◆ GOAL:
Copy each line of the data below with the word "production".
═════ GIVEN ENTRIES
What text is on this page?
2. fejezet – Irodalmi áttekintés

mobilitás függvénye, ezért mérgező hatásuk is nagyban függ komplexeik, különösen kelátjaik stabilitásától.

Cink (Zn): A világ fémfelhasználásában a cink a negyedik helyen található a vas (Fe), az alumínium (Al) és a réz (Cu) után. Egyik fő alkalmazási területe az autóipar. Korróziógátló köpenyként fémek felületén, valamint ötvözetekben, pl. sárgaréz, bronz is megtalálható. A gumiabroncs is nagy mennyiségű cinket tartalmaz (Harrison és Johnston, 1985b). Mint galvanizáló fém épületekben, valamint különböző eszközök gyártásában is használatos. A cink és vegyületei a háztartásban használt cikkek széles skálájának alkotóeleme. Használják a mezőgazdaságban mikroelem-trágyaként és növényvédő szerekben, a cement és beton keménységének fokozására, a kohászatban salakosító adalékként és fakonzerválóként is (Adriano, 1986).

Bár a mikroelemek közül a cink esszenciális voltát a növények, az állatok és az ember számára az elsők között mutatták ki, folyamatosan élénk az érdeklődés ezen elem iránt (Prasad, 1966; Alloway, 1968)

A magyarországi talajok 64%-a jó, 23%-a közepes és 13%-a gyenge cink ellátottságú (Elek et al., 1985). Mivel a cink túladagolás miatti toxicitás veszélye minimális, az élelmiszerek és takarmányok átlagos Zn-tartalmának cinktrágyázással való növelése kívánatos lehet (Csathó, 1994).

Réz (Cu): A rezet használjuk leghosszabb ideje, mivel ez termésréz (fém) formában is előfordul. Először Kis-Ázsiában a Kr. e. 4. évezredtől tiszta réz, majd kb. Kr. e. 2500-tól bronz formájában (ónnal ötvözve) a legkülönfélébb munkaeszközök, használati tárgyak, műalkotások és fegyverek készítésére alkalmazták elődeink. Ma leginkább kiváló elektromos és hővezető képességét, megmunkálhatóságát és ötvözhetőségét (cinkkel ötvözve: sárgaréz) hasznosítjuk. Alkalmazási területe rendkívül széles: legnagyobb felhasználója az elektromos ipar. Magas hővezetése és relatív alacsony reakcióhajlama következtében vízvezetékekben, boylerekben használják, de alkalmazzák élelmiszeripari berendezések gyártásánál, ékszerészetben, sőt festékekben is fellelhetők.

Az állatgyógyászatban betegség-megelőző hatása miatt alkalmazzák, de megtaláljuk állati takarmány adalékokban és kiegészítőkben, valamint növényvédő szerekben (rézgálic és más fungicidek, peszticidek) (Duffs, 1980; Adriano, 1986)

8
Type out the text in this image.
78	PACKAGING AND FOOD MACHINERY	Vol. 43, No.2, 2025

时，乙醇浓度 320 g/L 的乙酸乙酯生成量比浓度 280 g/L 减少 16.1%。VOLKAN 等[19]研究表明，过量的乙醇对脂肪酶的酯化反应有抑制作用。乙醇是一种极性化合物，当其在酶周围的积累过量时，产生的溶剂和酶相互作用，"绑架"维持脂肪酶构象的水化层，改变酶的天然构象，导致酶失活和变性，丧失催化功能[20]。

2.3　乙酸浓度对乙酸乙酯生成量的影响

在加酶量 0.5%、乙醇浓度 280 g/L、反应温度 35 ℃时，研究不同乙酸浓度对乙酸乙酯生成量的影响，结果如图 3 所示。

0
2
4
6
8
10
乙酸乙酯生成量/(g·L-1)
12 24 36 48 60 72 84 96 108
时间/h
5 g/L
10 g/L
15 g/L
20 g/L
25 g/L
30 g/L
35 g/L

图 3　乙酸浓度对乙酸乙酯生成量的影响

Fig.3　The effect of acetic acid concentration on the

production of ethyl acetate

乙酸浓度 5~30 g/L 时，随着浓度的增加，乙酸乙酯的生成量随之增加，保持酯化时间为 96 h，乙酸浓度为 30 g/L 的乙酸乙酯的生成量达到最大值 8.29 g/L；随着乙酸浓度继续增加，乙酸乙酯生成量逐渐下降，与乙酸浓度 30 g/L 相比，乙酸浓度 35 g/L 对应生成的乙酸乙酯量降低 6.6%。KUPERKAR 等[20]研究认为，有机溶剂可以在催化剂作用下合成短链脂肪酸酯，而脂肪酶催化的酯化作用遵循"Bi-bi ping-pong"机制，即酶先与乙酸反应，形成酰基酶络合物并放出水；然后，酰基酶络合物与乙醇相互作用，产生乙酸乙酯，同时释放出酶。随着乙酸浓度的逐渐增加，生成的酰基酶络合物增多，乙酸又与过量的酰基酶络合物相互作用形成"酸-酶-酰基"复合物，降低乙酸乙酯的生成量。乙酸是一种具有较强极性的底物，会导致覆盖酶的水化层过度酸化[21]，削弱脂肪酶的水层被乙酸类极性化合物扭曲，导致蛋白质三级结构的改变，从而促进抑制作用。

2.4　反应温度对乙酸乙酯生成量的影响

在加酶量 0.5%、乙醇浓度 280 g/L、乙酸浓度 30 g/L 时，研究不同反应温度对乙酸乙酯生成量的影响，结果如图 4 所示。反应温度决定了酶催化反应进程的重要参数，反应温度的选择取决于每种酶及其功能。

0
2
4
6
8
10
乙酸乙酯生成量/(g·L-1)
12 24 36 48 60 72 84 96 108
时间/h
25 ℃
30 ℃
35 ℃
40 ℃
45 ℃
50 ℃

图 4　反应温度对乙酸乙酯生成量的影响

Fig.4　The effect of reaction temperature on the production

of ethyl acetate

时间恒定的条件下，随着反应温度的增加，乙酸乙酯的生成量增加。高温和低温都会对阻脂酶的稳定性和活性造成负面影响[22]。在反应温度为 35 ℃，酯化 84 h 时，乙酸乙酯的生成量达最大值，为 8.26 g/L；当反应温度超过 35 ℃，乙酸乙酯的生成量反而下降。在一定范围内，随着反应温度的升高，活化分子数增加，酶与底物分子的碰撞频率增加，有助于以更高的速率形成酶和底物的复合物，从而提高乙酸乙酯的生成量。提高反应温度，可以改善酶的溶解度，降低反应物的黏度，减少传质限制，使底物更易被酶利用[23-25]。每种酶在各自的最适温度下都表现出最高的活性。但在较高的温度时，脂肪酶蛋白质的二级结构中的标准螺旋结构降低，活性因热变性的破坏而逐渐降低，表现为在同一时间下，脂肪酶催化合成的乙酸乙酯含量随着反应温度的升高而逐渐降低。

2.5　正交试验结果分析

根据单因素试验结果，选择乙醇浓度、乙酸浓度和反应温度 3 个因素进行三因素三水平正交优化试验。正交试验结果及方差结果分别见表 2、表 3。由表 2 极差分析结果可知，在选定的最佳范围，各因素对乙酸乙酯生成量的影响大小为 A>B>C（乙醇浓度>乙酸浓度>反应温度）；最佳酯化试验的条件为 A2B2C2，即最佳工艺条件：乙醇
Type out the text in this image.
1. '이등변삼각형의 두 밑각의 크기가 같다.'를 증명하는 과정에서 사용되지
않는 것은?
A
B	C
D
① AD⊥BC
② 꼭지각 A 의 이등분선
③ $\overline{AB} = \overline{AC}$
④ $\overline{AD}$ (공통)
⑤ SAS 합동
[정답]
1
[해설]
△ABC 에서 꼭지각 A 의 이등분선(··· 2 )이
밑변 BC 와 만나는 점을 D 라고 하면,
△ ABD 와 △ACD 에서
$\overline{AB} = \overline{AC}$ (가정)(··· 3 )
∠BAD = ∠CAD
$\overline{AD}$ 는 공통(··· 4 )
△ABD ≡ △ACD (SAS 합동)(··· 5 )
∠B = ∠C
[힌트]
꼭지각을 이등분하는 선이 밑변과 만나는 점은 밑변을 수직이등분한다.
══════════
◆ THE OUTPUT:
production of ethyl acetate
Fig.4　The effect of reaction temperature on the production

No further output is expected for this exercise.